[ENTRIES start]

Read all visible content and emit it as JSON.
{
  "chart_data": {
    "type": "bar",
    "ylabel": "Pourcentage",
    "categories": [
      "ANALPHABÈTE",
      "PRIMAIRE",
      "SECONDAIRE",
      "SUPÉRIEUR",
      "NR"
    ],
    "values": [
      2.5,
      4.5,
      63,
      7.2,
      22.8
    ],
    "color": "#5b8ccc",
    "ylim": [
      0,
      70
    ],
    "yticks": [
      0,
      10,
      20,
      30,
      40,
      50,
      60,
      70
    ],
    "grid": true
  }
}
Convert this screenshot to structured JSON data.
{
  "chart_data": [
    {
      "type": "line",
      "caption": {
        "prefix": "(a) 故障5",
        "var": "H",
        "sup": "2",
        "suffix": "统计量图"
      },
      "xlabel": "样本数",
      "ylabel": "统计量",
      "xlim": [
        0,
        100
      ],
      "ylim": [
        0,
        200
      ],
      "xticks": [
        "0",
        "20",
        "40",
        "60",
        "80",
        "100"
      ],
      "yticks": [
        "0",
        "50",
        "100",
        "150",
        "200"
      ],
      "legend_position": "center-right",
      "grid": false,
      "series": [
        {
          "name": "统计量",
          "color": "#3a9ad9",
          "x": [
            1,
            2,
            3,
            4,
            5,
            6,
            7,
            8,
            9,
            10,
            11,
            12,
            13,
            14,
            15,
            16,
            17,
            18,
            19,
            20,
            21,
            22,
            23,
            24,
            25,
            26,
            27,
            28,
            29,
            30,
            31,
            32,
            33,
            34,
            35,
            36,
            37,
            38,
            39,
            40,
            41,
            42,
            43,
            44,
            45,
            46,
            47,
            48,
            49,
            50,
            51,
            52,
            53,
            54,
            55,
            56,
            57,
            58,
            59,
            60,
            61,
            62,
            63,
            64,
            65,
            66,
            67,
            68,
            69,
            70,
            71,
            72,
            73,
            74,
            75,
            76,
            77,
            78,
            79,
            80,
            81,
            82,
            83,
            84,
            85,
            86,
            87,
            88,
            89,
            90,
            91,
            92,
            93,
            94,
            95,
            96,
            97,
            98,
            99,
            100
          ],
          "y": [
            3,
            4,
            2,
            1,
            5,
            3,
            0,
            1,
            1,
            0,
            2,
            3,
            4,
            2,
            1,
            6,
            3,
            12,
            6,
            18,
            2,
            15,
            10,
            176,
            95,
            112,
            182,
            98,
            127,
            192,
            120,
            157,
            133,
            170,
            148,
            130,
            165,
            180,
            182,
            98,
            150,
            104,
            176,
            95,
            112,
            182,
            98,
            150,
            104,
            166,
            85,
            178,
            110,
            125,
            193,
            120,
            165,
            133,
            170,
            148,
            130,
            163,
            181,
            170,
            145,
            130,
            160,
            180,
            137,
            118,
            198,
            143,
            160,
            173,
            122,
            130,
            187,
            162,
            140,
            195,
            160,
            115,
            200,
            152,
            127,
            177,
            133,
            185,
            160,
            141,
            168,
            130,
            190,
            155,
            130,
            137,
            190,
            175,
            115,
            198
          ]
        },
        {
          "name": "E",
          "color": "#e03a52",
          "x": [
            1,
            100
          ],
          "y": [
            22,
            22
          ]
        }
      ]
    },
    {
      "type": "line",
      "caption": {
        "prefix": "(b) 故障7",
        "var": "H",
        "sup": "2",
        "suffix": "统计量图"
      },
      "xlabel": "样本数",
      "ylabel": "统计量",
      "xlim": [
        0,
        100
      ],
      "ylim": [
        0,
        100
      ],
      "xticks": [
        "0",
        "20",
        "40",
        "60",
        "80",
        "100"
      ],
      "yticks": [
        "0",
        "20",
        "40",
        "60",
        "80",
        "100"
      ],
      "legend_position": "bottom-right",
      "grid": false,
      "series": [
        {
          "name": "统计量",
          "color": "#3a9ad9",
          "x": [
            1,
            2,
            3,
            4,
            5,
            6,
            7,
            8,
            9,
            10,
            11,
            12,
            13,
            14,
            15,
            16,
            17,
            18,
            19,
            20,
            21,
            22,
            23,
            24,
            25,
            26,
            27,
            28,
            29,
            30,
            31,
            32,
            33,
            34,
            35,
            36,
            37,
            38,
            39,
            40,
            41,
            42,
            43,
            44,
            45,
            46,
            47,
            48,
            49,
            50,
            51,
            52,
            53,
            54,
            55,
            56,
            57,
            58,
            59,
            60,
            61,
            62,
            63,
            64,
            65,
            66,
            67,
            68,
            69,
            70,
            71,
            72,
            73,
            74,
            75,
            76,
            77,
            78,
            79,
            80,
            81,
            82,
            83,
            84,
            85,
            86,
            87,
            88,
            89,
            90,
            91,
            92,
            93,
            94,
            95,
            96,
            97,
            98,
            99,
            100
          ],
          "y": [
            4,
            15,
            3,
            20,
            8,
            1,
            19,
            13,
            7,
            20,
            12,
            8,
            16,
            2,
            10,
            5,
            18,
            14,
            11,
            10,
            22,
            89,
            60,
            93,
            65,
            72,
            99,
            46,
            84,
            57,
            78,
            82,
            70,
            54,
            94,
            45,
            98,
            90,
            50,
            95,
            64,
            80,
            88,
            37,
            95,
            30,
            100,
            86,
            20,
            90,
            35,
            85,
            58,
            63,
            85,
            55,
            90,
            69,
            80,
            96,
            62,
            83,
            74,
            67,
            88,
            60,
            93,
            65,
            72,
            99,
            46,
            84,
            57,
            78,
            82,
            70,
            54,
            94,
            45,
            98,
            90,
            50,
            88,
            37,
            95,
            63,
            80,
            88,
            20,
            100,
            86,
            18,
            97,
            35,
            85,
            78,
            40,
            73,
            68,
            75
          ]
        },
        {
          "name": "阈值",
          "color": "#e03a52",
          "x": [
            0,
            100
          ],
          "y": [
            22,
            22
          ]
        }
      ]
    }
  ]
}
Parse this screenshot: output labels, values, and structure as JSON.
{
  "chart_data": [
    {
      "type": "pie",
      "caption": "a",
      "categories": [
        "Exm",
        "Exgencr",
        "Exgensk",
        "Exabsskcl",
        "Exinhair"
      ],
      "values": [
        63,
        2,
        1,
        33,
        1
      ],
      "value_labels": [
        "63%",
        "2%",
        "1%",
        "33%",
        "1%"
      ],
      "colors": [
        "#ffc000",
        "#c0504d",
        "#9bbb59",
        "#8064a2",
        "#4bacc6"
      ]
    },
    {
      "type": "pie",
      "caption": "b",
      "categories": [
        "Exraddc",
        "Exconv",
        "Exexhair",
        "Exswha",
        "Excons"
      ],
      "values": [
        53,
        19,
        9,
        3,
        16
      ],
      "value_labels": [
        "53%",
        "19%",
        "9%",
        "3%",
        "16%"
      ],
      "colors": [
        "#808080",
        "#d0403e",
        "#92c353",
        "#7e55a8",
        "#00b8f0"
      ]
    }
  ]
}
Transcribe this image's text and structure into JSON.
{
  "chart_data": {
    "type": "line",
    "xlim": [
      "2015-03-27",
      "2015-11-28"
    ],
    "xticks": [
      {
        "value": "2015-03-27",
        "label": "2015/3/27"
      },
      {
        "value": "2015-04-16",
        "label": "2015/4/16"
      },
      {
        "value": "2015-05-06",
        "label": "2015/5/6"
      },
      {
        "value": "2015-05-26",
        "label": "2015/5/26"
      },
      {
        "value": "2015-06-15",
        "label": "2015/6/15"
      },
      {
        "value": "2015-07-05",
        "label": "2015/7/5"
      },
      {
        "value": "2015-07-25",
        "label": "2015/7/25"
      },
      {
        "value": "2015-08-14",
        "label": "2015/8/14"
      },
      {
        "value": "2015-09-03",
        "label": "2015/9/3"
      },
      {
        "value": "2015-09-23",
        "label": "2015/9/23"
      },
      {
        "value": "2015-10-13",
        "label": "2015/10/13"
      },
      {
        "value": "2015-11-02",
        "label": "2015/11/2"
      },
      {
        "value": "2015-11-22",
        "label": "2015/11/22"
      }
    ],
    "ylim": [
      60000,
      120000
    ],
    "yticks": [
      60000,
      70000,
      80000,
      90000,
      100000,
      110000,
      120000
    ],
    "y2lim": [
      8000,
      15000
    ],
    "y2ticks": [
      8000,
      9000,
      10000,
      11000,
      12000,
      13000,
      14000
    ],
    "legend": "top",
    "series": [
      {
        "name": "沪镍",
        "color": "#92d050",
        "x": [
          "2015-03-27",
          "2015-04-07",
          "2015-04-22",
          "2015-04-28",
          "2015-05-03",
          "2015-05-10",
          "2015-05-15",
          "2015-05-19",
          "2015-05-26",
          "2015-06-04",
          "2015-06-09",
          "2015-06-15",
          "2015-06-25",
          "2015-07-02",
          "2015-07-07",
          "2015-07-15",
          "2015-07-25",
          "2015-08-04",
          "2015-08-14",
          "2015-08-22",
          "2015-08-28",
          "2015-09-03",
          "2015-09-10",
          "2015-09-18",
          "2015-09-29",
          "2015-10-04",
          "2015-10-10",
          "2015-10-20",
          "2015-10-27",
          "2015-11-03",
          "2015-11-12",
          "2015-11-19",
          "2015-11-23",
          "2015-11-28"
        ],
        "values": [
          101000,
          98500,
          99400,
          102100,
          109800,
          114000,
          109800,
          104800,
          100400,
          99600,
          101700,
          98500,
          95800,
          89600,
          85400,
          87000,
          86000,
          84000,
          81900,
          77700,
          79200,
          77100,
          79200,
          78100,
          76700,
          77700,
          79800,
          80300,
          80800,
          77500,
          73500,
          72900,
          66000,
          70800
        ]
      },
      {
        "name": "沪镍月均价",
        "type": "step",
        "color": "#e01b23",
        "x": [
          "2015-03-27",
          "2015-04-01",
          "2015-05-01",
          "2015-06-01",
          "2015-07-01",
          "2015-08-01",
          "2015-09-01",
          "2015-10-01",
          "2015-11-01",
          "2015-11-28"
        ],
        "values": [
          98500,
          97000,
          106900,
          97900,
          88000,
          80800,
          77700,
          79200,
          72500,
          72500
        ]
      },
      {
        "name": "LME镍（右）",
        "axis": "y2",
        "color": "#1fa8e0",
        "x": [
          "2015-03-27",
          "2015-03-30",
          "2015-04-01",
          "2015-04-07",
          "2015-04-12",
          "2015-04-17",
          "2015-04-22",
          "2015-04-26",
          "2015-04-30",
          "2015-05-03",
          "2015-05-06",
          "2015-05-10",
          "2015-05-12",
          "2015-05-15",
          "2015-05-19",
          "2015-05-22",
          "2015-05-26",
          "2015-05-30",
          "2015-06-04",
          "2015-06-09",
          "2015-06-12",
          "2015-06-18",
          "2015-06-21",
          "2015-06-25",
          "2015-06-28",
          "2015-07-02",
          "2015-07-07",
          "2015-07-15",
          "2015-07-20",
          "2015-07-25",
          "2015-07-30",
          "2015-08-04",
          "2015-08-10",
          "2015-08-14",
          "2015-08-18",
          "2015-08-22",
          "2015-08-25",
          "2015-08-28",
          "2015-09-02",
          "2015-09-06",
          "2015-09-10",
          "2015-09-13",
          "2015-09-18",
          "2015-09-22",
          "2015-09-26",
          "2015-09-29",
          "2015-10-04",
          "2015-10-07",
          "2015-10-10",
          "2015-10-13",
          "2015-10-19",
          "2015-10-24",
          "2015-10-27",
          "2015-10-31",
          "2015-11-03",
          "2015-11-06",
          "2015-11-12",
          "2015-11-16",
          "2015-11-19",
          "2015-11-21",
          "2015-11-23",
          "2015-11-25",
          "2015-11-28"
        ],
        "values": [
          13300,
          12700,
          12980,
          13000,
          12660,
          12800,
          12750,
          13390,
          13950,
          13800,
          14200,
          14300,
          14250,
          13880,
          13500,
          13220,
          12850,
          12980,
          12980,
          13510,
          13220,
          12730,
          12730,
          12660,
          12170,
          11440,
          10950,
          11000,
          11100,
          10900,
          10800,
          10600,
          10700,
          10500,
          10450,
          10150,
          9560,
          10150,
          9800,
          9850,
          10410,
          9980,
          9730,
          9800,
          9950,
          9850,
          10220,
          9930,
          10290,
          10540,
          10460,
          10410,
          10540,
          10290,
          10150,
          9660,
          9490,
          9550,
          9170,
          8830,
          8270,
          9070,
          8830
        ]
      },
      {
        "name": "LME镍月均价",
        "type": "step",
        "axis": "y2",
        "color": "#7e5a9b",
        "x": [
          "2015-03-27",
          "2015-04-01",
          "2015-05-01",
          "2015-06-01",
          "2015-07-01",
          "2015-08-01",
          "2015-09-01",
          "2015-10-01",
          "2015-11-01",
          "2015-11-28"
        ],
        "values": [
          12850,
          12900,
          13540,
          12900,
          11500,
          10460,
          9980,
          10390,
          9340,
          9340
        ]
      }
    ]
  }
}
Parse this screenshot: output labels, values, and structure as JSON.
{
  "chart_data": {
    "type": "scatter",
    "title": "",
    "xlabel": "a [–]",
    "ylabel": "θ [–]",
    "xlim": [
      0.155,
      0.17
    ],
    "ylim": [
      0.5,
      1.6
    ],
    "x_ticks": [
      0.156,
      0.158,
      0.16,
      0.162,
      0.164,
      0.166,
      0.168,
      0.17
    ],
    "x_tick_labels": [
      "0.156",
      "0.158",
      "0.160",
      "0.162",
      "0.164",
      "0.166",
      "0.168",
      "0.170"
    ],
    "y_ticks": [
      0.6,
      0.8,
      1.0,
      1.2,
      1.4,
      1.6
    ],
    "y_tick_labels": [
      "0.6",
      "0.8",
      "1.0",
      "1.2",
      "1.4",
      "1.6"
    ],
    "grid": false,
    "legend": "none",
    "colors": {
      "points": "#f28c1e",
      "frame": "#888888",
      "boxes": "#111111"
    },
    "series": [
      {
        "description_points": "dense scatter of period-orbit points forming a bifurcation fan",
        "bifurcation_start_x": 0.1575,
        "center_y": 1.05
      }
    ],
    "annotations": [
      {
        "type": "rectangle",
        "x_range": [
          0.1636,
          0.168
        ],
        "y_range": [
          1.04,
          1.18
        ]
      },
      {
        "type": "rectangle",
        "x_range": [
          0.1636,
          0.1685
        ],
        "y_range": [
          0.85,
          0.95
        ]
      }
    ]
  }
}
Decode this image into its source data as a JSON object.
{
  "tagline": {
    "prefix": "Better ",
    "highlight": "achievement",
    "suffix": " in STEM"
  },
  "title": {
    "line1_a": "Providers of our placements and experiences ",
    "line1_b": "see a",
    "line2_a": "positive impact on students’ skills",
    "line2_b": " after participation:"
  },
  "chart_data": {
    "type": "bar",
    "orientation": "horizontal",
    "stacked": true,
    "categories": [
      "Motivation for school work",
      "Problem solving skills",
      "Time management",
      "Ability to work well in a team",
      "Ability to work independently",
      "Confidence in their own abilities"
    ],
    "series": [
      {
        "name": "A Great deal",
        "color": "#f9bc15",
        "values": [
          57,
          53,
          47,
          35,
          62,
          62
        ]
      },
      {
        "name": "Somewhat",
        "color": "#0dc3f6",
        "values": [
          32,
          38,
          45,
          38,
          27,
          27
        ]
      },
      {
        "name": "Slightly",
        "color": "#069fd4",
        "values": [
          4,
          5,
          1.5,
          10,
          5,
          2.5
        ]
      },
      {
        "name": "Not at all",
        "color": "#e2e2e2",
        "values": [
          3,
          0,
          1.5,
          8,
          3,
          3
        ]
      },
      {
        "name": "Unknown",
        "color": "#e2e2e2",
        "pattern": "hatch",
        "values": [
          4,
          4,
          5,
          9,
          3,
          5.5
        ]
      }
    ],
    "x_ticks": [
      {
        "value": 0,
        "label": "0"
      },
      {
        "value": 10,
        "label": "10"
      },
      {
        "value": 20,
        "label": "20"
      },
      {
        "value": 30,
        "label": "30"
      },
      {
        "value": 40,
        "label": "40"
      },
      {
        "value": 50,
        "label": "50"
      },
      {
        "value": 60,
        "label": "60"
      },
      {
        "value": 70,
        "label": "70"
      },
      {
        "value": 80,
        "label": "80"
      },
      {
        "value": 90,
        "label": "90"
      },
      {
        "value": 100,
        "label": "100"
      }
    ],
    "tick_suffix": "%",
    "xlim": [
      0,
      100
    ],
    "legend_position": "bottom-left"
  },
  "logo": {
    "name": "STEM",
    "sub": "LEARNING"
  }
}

[ENTRIES end]

== SHORT EXERCISE ==
Within the listing, how many lines hold the word "scatter"? Only the number is to be given.

== ANSWER TO THIS TASK ==
2